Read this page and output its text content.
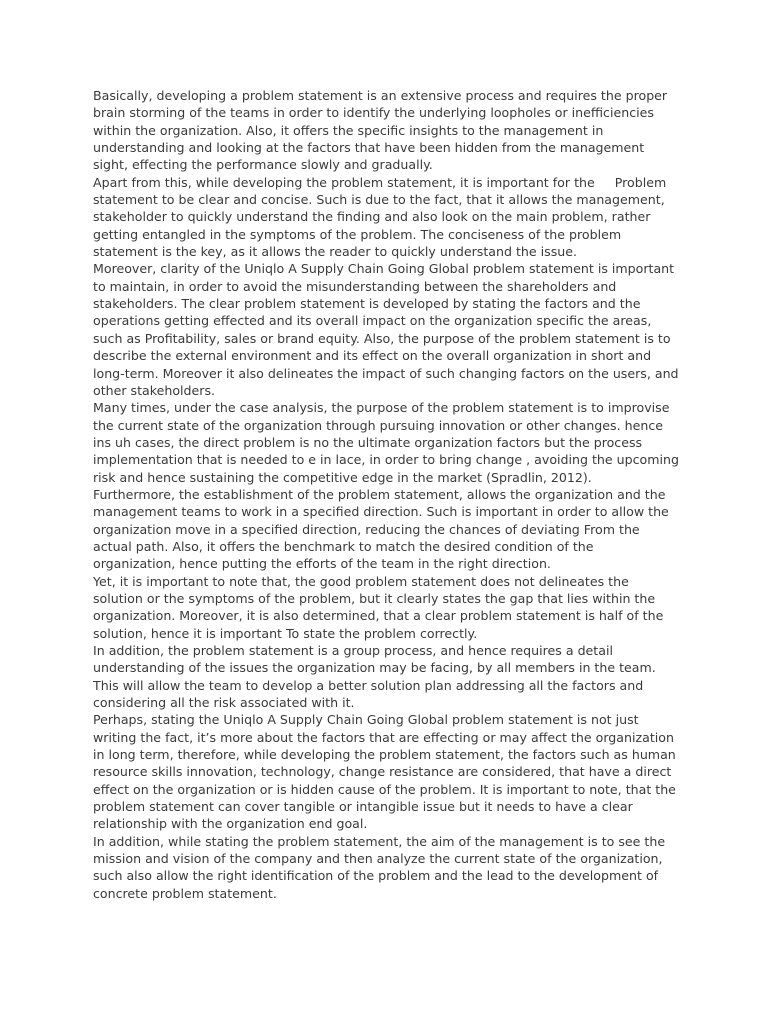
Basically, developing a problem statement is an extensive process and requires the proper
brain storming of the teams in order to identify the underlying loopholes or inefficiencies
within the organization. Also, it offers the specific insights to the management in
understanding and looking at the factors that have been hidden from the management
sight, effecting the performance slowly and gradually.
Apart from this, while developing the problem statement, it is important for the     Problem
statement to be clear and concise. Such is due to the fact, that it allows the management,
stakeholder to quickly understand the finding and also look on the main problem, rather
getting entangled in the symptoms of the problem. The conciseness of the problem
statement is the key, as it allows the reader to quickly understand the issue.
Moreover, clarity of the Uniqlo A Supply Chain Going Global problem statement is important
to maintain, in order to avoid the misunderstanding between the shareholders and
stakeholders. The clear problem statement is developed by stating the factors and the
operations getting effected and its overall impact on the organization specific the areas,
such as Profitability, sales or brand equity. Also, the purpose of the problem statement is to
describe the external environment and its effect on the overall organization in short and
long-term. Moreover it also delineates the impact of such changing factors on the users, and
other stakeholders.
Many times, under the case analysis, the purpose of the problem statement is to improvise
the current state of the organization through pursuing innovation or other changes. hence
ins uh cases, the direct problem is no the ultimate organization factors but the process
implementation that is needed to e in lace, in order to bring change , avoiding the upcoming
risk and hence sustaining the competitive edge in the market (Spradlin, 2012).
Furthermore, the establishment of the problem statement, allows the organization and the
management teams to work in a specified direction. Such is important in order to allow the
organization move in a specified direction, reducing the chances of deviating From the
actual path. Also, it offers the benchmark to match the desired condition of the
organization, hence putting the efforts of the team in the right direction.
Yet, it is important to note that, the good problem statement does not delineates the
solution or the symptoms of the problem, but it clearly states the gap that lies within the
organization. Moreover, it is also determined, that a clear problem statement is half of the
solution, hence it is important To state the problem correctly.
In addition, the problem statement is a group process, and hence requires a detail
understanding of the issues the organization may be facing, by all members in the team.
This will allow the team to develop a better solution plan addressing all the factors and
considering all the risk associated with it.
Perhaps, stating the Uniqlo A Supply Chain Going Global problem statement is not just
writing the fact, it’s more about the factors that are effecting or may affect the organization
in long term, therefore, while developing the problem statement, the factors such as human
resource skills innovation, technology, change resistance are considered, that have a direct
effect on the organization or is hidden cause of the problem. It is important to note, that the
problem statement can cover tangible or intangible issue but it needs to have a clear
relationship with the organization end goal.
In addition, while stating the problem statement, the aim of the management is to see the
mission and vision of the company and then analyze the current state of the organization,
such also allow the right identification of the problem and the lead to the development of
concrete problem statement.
==
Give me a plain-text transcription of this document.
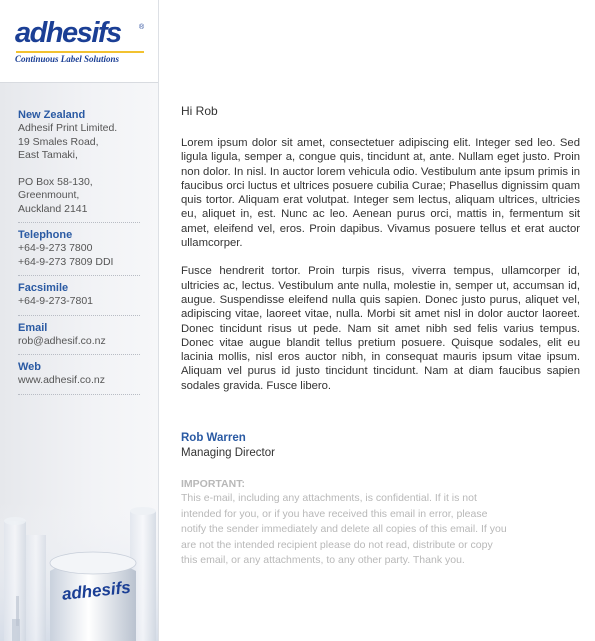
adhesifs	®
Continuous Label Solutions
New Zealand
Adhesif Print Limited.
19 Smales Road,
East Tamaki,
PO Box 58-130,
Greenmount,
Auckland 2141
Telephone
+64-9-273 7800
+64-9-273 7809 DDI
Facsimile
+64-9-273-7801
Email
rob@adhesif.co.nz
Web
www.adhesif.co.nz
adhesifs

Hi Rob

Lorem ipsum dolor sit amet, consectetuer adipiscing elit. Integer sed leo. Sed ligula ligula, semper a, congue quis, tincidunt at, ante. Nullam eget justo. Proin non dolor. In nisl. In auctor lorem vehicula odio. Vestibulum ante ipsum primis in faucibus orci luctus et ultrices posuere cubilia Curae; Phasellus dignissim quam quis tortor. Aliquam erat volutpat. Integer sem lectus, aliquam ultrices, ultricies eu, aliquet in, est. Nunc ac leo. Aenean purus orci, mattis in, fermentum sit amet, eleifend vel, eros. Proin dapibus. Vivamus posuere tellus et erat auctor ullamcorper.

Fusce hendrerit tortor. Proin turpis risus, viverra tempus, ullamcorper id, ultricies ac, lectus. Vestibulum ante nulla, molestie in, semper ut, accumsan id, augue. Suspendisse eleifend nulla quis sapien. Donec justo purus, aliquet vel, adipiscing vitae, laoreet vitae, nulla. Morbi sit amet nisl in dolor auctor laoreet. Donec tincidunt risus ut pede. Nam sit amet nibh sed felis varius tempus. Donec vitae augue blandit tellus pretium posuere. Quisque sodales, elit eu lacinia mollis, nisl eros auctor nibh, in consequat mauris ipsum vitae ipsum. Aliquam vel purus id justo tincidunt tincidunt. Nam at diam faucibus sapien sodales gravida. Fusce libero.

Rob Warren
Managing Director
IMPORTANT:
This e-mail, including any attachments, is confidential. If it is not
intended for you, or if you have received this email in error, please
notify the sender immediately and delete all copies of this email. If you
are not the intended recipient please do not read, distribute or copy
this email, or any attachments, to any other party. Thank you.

■ What to work on: Report each line of the material above where the word "hence" appears.

■ Solution below:
the current state of the organization through pursuing innovation or other changes. hence
risk and hence sustaining the competitive edge in the market (Spradlin, 2012).
organization, hence putting the efforts of the team in the right direction.
solution, hence it is important To state the problem correctly.
In addition, the problem statement is a group process, and hence requires a detail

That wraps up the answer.